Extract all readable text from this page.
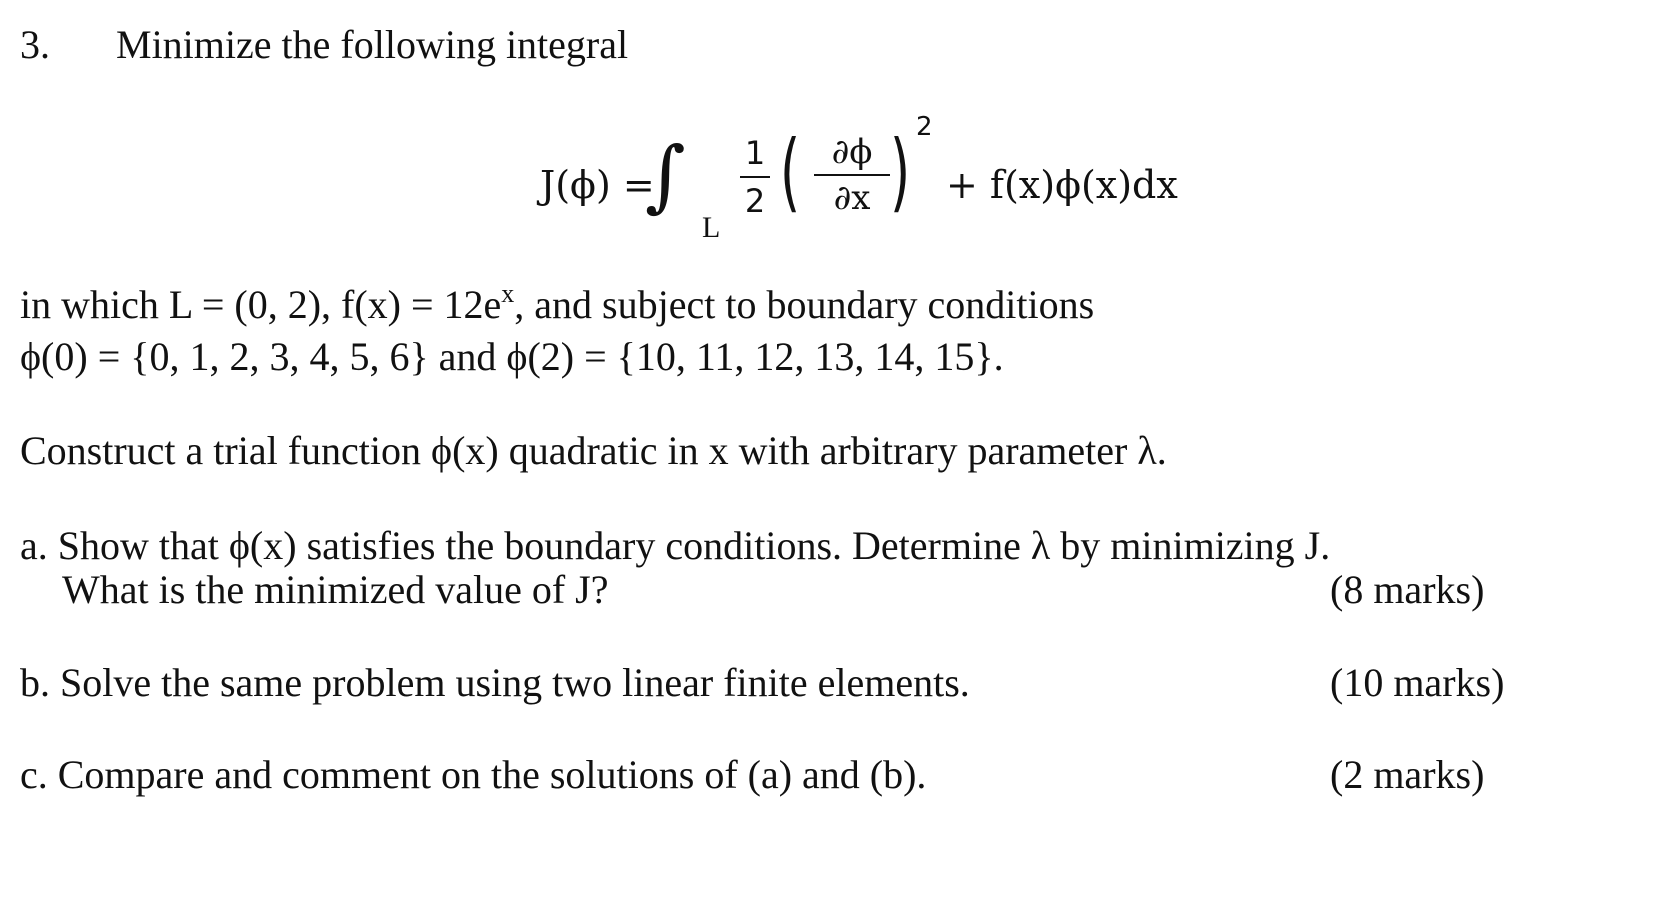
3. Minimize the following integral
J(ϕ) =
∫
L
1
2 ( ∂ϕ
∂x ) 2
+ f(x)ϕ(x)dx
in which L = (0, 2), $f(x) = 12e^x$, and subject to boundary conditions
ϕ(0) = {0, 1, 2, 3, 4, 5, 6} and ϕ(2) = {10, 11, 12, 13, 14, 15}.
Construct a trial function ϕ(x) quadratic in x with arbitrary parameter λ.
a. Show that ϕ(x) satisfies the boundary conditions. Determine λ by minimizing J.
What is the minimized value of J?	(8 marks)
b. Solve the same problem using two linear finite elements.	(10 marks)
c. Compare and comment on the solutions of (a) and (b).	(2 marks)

★ ★ ★ ★

### DIRECTIONS
Every record gets retyped exactly; no picture goes into the copy.

### CORRECT RESULT
Extract all readable text from this page.
3. Minimize the following integral
J(ϕ) =
∫
L
1
2 ( ∂ϕ
∂x ) 2
+ f(x)ϕ(x)dx
in which L = (0, 2), $f(x) = 12e^x$, and subject to boundary conditions
ϕ(0) = {0, 1, 2, 3, 4, 5, 6} and ϕ(2) = {10, 11, 12, 13, 14, 15}.
Construct a trial function ϕ(x) quadratic in x with arbitrary parameter λ.
a. Show that ϕ(x) satisfies the boundary conditions. Determine λ by minimizing J.
What is the minimized value of J?	(8 marks)
b. Solve the same problem using two linear finite elements.	(10 marks)
c. Compare and comment on the solutions of (a) and (b).	(2 marks)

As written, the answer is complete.